> **Records to use**:
+===+

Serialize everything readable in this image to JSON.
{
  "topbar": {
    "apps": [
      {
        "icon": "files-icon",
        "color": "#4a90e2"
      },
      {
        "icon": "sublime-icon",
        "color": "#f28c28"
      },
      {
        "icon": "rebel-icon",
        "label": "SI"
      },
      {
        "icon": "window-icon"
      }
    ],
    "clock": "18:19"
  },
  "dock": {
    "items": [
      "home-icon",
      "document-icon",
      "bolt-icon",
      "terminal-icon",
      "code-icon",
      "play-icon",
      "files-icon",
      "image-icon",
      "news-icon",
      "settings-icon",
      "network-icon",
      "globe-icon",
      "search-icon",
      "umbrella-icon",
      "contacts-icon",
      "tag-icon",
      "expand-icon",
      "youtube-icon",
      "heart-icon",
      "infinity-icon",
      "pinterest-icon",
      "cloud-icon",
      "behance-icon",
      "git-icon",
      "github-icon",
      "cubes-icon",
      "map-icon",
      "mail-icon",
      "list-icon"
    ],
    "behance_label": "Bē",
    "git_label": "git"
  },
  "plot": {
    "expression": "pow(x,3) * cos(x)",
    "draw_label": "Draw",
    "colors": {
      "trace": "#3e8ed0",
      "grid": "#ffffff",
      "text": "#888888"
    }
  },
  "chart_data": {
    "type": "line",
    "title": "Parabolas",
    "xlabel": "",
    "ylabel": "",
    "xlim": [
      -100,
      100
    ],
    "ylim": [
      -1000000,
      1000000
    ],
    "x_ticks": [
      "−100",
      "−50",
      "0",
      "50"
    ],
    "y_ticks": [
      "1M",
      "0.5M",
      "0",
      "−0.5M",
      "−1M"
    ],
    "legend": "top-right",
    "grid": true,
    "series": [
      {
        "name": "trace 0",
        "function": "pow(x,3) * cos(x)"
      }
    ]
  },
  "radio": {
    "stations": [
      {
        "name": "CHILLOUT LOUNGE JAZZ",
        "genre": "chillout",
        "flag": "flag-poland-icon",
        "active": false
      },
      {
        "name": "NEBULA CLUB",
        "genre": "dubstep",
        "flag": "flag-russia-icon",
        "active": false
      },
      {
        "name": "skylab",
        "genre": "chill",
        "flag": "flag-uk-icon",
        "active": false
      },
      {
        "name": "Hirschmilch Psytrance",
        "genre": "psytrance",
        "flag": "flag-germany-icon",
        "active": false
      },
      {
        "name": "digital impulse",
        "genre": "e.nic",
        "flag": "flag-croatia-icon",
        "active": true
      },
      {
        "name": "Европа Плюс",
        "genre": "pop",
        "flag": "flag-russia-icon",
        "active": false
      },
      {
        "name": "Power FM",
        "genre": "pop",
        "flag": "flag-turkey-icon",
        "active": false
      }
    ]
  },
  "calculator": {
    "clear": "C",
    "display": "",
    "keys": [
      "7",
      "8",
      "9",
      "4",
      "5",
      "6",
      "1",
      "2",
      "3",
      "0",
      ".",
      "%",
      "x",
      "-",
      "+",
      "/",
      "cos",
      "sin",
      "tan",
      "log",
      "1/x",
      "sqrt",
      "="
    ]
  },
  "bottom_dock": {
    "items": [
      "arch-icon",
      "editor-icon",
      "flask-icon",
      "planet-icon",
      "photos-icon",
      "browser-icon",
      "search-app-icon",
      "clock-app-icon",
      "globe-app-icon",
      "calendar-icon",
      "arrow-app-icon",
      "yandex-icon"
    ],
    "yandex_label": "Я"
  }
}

+===+

> **Aim**: Could you quote the material above in full, exactly as it stands?

> **Right answer**:
Serialize everything readable in this image to JSON.
{
  "topbar": {
    "apps": [
      {
        "icon": "files-icon",
        "color": "#4a90e2"
      },
      {
        "icon": "sublime-icon",
        "color": "#f28c28"
      },
      {
        "icon": "rebel-icon",
        "label": "SI"
      },
      {
        "icon": "window-icon"
      }
    ],
    "clock": "18:19"
  },
  "dock": {
    "items": [
      "home-icon",
      "document-icon",
      "bolt-icon",
      "terminal-icon",
      "code-icon",
      "play-icon",
      "files-icon",
      "image-icon",
      "news-icon",
      "settings-icon",
      "network-icon",
      "globe-icon",
      "search-icon",
      "umbrella-icon",
      "contacts-icon",
      "tag-icon",
      "expand-icon",
      "youtube-icon",
      "heart-icon",
      "infinity-icon",
      "pinterest-icon",
      "cloud-icon",
      "behance-icon",
      "git-icon",
      "github-icon",
      "cubes-icon",
      "map-icon",
      "mail-icon",
      "list-icon"
    ],
    "behance_label": "Bē",
    "git_label": "git"
  },
  "plot": {
    "expression": "pow(x,3) * cos(x)",
    "draw_label": "Draw",
    "colors": {
      "trace": "#3e8ed0",
      "grid": "#ffffff",
      "text": "#888888"
    }
  },
  "chart_data": {
    "type": "line",
    "title": "Parabolas",
    "xlabel": "",
    "ylabel": "",
    "xlim": [
      -100,
      100
    ],
    "ylim": [
      -1000000,
      1000000
    ],
    "x_ticks": [
      "−100",
      "−50",
      "0",
      "50"
    ],
    "y_ticks": [
      "1M",
      "0.5M",
      "0",
      "−0.5M",
      "−1M"
    ],
    "legend": "top-right",
    "grid": true,
    "series": [
      {
        "name": "trace 0",
        "function": "pow(x,3) * cos(x)"
      }
    ]
  },
  "radio": {
    "stations": [
      {
        "name": "CHILLOUT LOUNGE JAZZ",
        "genre": "chillout",
        "flag": "flag-poland-icon",
        "active": false
      },
      {
        "name": "NEBULA CLUB",
        "genre": "dubstep",
        "flag": "flag-russia-icon",
        "active": false
      },
      {
        "name": "skylab",
        "genre": "chill",
        "flag": "flag-uk-icon",
        "active": false
      },
      {
        "name": "Hirschmilch Psytrance",
        "genre": "psytrance",
        "flag": "flag-germany-icon",
        "active": false
      },
      {
        "name": "digital impulse",
        "genre": "e.nic",
        "flag": "flag-croatia-icon",
        "active": true
      },
      {
        "name": "Европа Плюс",
        "genre": "pop",
        "flag": "flag-russia-icon",
        "active": false
      },
      {
        "name": "Power FM",
        "genre": "pop",
        "flag": "flag-turkey-icon",
        "active": false
      }
    ]
  },
  "calculator": {
    "clear": "C",
    "display": "",
    "keys": [
      "7",
      "8",
      "9",
      "4",
      "5",
      "6",
      "1",
      "2",
      "3",
      "0",
      ".",
      "%",
      "x",
      "-",
      "+",
      "/",
      "cos",
      "sin",
      "tan",
      "log",
      "1/x",
      "sqrt",
      "="
    ]
  },
  "bottom_dock": {
    "items": [
      "arch-icon",
      "editor-icon",
      "flask-icon",
      "planet-icon",
      "photos-icon",
      "browser-icon",
      "search-app-icon",
      "clock-app-icon",
      "globe-app-icon",
      "calendar-icon",
      "arrow-app-icon",
      "yandex-icon"
    ],
    "yandex_label": "Я"
  }
}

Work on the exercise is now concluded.